## Work to complete
Scan the material below for the string "this", and copy every line where it shows up.

## Task material
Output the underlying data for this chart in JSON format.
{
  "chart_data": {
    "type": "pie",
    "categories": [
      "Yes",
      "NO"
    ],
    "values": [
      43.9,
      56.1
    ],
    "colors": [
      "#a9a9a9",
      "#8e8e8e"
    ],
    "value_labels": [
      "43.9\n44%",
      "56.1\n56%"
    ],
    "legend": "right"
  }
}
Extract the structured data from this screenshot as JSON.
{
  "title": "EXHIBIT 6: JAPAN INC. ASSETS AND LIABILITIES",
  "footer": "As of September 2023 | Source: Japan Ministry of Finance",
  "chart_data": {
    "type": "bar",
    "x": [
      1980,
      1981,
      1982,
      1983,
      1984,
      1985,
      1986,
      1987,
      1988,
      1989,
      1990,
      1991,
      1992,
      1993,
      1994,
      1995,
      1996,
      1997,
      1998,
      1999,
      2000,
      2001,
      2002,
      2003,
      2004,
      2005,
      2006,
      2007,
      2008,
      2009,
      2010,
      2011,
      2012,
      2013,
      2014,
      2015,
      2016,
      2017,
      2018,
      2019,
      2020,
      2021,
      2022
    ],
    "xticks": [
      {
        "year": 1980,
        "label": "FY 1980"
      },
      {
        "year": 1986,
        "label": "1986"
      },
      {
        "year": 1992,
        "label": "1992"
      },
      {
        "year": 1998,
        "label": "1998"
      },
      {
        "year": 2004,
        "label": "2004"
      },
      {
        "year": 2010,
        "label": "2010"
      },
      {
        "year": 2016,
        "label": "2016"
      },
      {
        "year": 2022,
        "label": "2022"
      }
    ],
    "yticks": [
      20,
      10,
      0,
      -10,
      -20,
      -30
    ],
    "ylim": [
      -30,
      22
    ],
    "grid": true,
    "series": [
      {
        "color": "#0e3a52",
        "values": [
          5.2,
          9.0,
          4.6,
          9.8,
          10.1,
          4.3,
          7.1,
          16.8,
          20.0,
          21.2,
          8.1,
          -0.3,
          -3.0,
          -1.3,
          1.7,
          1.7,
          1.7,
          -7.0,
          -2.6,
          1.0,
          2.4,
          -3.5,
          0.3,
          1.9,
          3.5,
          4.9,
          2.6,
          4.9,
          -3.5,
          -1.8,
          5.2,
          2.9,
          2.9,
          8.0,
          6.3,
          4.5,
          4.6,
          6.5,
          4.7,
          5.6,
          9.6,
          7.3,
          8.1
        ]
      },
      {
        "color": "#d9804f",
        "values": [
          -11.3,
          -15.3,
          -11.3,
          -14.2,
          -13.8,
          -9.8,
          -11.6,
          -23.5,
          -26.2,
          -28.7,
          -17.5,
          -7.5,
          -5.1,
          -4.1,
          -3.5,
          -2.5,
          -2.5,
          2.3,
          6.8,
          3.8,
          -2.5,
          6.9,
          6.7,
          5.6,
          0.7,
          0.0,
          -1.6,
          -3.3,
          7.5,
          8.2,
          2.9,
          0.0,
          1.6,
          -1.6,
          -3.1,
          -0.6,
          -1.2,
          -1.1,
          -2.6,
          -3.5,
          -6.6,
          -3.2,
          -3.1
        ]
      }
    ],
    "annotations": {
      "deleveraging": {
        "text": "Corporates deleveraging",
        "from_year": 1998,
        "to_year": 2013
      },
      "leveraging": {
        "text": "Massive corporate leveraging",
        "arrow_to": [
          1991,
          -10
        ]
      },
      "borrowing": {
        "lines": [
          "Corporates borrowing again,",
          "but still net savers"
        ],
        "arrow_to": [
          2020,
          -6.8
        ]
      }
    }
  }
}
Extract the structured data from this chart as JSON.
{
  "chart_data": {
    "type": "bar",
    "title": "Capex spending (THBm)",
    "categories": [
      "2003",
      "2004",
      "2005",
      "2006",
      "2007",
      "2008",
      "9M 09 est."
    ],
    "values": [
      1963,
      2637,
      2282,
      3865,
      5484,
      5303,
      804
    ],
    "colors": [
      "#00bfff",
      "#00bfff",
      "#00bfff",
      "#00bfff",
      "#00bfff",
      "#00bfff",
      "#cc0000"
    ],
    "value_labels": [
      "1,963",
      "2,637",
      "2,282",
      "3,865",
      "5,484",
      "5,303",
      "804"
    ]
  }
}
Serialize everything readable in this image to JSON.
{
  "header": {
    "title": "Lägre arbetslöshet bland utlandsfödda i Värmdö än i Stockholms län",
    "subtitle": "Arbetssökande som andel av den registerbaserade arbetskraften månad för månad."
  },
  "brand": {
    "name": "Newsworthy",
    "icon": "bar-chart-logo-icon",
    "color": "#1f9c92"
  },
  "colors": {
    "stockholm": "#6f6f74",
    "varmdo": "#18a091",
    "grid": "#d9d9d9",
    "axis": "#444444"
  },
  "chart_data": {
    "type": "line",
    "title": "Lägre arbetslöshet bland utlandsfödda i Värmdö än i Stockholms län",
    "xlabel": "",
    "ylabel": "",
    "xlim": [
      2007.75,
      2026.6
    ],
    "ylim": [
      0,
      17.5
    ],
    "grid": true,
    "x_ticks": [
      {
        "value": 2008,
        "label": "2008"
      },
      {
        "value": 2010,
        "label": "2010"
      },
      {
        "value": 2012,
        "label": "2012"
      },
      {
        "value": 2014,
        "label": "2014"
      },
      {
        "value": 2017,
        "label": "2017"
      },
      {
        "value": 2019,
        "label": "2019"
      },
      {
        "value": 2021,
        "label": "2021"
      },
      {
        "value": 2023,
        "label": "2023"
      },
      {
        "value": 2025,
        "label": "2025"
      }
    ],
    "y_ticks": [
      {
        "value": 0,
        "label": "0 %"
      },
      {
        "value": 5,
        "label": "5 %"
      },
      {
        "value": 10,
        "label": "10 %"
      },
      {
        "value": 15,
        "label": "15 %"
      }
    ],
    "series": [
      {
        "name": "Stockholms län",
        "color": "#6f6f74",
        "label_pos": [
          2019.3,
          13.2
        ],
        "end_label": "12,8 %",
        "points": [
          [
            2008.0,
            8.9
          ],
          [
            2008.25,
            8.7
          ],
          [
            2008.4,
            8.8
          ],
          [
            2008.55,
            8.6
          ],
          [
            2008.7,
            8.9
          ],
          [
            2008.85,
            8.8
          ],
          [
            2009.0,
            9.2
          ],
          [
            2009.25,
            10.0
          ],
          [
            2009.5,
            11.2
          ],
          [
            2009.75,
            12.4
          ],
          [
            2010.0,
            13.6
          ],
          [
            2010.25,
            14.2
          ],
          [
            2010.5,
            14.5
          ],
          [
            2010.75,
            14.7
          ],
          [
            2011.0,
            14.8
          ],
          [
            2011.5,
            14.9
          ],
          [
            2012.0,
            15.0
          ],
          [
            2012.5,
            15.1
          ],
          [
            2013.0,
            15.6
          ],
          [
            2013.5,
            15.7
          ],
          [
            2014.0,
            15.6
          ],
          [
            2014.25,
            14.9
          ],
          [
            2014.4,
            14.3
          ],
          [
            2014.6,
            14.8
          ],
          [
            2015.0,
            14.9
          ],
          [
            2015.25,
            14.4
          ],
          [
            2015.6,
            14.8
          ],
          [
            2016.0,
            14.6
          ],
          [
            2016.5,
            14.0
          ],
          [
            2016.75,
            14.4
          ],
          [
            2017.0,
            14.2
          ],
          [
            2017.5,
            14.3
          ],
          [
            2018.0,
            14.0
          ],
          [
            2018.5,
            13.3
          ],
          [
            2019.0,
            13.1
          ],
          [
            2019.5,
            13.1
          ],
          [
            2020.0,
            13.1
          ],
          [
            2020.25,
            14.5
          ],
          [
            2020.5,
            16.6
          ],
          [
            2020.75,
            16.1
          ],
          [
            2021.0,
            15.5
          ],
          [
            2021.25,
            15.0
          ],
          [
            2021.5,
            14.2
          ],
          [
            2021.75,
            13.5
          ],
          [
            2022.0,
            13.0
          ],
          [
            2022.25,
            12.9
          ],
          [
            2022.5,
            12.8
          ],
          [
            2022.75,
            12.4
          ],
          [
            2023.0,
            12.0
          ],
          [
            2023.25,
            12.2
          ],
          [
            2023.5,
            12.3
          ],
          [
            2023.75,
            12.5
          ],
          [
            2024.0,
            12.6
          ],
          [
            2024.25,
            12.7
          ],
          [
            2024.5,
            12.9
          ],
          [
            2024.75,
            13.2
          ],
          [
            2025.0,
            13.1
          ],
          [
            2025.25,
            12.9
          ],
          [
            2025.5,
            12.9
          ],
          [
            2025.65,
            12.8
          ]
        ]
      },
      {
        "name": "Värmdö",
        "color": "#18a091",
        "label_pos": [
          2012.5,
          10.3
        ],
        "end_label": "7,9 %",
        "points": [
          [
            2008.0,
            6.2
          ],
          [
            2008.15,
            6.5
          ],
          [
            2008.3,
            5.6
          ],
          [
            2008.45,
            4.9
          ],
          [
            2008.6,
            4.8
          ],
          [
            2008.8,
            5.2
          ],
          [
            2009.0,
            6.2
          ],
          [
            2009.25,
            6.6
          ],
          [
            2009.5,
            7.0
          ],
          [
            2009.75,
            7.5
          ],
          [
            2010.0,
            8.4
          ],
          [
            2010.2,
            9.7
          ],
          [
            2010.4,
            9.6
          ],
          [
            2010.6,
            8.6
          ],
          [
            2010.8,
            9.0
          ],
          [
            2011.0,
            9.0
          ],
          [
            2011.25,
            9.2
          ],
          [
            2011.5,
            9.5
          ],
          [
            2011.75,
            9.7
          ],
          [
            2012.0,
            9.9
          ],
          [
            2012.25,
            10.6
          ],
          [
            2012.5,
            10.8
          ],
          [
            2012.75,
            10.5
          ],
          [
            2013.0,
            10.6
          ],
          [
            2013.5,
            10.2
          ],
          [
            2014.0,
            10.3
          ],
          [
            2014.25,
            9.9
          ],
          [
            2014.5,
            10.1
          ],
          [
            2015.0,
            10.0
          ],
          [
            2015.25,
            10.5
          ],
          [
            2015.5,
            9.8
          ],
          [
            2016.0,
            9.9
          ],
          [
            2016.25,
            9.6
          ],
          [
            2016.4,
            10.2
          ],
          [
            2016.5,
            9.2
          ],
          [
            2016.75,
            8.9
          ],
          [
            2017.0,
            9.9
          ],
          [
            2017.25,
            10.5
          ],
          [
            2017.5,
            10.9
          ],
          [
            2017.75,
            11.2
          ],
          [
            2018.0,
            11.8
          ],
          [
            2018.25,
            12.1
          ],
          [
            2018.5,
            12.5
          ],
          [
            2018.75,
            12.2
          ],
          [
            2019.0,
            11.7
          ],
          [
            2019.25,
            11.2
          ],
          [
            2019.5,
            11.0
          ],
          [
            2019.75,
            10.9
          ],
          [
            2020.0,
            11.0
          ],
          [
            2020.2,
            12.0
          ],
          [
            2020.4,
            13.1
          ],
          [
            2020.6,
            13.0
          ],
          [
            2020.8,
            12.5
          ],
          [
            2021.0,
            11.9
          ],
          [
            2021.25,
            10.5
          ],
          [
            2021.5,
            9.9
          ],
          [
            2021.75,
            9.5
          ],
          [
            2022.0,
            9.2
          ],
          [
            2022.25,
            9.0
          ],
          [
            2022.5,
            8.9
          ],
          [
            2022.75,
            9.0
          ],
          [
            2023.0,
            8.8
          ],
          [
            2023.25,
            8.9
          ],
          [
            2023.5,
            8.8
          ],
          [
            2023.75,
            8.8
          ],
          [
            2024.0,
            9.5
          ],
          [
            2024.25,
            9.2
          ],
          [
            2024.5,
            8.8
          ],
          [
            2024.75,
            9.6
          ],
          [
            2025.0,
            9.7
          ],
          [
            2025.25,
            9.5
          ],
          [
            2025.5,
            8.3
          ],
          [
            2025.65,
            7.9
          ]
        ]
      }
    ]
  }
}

## The output
Output the underlying data for this chart in JSON format.
Extract the structured data from this screenshot as JSON.
Extract the structured data from this chart as JSON.
Serialize everything readable in this image to JSON.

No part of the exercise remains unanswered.